* Provided records
------------------------------------------------

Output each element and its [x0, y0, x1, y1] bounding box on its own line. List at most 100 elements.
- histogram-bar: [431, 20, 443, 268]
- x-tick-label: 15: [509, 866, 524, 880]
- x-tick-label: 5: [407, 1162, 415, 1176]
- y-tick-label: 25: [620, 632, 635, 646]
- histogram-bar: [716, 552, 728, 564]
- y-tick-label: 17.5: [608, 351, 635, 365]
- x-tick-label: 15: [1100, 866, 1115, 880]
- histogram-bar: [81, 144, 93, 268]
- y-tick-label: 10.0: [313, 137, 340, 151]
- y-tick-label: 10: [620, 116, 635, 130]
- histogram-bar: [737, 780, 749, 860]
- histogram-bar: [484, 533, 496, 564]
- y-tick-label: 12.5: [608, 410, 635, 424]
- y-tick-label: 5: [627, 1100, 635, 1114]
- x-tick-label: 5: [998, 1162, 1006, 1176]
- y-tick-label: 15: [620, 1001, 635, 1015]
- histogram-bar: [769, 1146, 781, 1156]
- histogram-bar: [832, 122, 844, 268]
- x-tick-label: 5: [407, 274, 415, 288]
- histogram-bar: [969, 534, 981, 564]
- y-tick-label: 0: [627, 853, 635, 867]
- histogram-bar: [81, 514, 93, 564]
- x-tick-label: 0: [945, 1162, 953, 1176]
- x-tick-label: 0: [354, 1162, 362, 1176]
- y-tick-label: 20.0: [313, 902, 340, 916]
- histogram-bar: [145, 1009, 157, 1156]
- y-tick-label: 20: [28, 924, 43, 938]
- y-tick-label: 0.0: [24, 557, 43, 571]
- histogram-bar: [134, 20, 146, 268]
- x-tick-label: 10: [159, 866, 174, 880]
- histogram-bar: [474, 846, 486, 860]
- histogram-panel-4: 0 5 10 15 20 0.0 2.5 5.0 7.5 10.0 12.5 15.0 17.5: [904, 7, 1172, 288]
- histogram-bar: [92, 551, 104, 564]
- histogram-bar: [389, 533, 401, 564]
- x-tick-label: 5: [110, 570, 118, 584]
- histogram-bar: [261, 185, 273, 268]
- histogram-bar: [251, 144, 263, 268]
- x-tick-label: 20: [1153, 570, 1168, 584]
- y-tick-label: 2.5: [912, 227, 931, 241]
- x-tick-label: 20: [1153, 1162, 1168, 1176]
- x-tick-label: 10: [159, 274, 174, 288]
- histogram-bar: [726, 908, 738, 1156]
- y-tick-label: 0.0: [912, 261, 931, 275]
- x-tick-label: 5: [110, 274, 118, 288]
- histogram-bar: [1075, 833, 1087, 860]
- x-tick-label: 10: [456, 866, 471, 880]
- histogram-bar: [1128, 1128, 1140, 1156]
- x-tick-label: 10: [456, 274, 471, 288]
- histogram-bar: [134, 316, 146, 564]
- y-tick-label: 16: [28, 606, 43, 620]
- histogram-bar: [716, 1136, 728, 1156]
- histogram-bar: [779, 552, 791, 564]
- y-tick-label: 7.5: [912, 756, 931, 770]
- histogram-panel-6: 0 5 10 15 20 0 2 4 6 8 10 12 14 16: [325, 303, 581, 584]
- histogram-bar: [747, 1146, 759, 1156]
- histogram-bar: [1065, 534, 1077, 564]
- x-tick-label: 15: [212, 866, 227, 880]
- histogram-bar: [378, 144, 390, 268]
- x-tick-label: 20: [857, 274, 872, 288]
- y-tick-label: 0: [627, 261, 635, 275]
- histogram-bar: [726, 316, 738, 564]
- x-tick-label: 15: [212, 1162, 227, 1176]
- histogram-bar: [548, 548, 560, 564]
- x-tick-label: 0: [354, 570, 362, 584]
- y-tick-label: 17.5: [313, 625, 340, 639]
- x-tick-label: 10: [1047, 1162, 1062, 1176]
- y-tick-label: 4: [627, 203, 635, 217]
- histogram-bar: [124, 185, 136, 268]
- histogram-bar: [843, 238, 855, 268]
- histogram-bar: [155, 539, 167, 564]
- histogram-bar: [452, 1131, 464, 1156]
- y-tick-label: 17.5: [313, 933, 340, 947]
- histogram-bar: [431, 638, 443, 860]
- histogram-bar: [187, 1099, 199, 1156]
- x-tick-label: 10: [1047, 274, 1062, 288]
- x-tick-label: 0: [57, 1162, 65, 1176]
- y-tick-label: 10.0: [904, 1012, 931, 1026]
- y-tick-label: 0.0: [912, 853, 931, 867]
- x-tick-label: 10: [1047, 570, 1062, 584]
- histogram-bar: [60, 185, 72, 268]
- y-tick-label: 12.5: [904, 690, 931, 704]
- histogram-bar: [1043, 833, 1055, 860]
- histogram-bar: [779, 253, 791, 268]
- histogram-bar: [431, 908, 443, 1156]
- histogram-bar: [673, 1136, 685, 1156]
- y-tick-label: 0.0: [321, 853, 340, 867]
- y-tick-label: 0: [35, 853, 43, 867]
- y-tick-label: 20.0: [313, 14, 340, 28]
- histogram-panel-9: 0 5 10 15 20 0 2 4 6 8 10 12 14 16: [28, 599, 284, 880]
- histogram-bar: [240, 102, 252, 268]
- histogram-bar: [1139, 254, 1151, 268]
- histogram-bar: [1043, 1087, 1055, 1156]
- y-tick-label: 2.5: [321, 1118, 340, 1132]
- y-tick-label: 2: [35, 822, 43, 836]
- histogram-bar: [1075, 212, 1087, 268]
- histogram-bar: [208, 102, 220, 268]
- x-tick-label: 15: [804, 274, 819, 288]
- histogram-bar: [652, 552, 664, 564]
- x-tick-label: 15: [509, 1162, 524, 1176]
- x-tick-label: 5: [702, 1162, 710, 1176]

------------------------------------------------

* Stated goal
Could you quote the records above line for line, with every character and the original order kept?

* Exercise result
Output each element and its [x0, y0, x1, y1] bounding box on its own line. List at most 100 elements.
- histogram-bar: [431, 20, 443, 268]
- x-tick-label: 15: [509, 866, 524, 880]
- x-tick-label: 5: [407, 1162, 415, 1176]
- y-tick-label: 25: [620, 632, 635, 646]
- histogram-bar: [716, 552, 728, 564]
- y-tick-label: 17.5: [608, 351, 635, 365]
- x-tick-label: 15: [1100, 866, 1115, 880]
- histogram-bar: [81, 144, 93, 268]
- y-tick-label: 10.0: [313, 137, 340, 151]
- y-tick-label: 10: [620, 116, 635, 130]
- histogram-bar: [737, 780, 749, 860]
- histogram-bar: [484, 533, 496, 564]
- y-tick-label: 12.5: [608, 410, 635, 424]
- y-tick-label: 5: [627, 1100, 635, 1114]
- x-tick-label: 5: [998, 1162, 1006, 1176]
- y-tick-label: 15: [620, 1001, 635, 1015]
- histogram-bar: [769, 1146, 781, 1156]
- histogram-bar: [832, 122, 844, 268]
- x-tick-label: 5: [407, 274, 415, 288]
- histogram-bar: [969, 534, 981, 564]
- y-tick-label: 0: [627, 853, 635, 867]
- histogram-bar: [81, 514, 93, 564]
- x-tick-label: 0: [945, 1162, 953, 1176]
- x-tick-label: 0: [354, 1162, 362, 1176]
- y-tick-label: 20.0: [313, 902, 340, 916]
- histogram-bar: [145, 1009, 157, 1156]
- y-tick-label: 20: [28, 924, 43, 938]
- y-tick-label: 0.0: [24, 557, 43, 571]
- histogram-bar: [134, 20, 146, 268]
- x-tick-label: 10: [159, 866, 174, 880]
- histogram-bar: [474, 846, 486, 860]
- histogram-panel-4: 0 5 10 15 20 0.0 2.5 5.0 7.5 10.0 12.5 15.0 17.5: [904, 7, 1172, 288]
- histogram-bar: [92, 551, 104, 564]
- histogram-bar: [389, 533, 401, 564]
- x-tick-label: 5: [110, 570, 118, 584]
- histogram-bar: [261, 185, 273, 268]
- histogram-bar: [251, 144, 263, 268]
- x-tick-label: 20: [1153, 570, 1168, 584]
- y-tick-label: 2.5: [912, 227, 931, 241]
- x-tick-label: 20: [1153, 1162, 1168, 1176]
- x-tick-label: 10: [159, 274, 174, 288]
- histogram-bar: [726, 908, 738, 1156]
- y-tick-label: 0.0: [912, 261, 931, 275]
- x-tick-label: 5: [110, 274, 118, 288]
- histogram-bar: [1075, 833, 1087, 860]
- x-tick-label: 10: [456, 866, 471, 880]
- histogram-bar: [1128, 1128, 1140, 1156]
- x-tick-label: 10: [456, 274, 471, 288]
- histogram-bar: [134, 316, 146, 564]
- y-tick-label: 16: [28, 606, 43, 620]
- histogram-bar: [716, 1136, 728, 1156]
- histogram-bar: [779, 552, 791, 564]
- y-tick-label: 7.5: [912, 756, 931, 770]
- histogram-panel-6: 0 5 10 15 20 0 2 4 6 8 10 12 14 16: [325, 303, 581, 584]
- histogram-bar: [747, 1146, 759, 1156]
- histogram-bar: [1065, 534, 1077, 564]
- x-tick-label: 15: [212, 866, 227, 880]
- histogram-bar: [378, 144, 390, 268]
- x-tick-label: 20: [857, 274, 872, 288]
- y-tick-label: 0: [627, 261, 635, 275]
- histogram-bar: [726, 316, 738, 564]
- x-tick-label: 15: [212, 1162, 227, 1176]
- histogram-bar: [548, 548, 560, 564]
- x-tick-label: 0: [354, 570, 362, 584]
- y-tick-label: 17.5: [313, 625, 340, 639]
- x-tick-label: 10: [1047, 1162, 1062, 1176]
- y-tick-label: 4: [627, 203, 635, 217]
- histogram-bar: [124, 185, 136, 268]
- histogram-bar: [843, 238, 855, 268]
- histogram-bar: [155, 539, 167, 564]
- histogram-bar: [452, 1131, 464, 1156]
- y-tick-label: 17.5: [313, 933, 340, 947]
- histogram-bar: [431, 638, 443, 860]
- histogram-bar: [187, 1099, 199, 1156]
- x-tick-label: 10: [1047, 274, 1062, 288]
- x-tick-label: 0: [57, 1162, 65, 1176]
- y-tick-label: 10.0: [904, 1012, 931, 1026]
- y-tick-label: 0.0: [912, 853, 931, 867]
- x-tick-label: 10: [1047, 570, 1062, 584]
- histogram-bar: [60, 185, 72, 268]
- y-tick-label: 12.5: [904, 690, 931, 704]
- histogram-bar: [1043, 833, 1055, 860]
- histogram-bar: [779, 253, 791, 268]
- histogram-bar: [431, 908, 443, 1156]
- histogram-bar: [673, 1136, 685, 1156]
- y-tick-label: 0.0: [321, 853, 340, 867]
- y-tick-label: 0: [35, 853, 43, 867]
- y-tick-label: 20.0: [313, 14, 340, 28]
- histogram-panel-9: 0 5 10 15 20 0 2 4 6 8 10 12 14 16: [28, 599, 284, 880]
- histogram-bar: [240, 102, 252, 268]
- histogram-bar: [1139, 254, 1151, 268]
- histogram-bar: [1043, 1087, 1055, 1156]
- y-tick-label: 2.5: [321, 1118, 340, 1132]
- y-tick-label: 2: [35, 822, 43, 836]
- histogram-bar: [1075, 212, 1087, 268]
- histogram-bar: [208, 102, 220, 268]
- x-tick-label: 15: [804, 274, 819, 288]
- histogram-bar: [652, 552, 664, 564]
- x-tick-label: 15: [509, 1162, 524, 1176]
- x-tick-label: 5: [702, 1162, 710, 1176]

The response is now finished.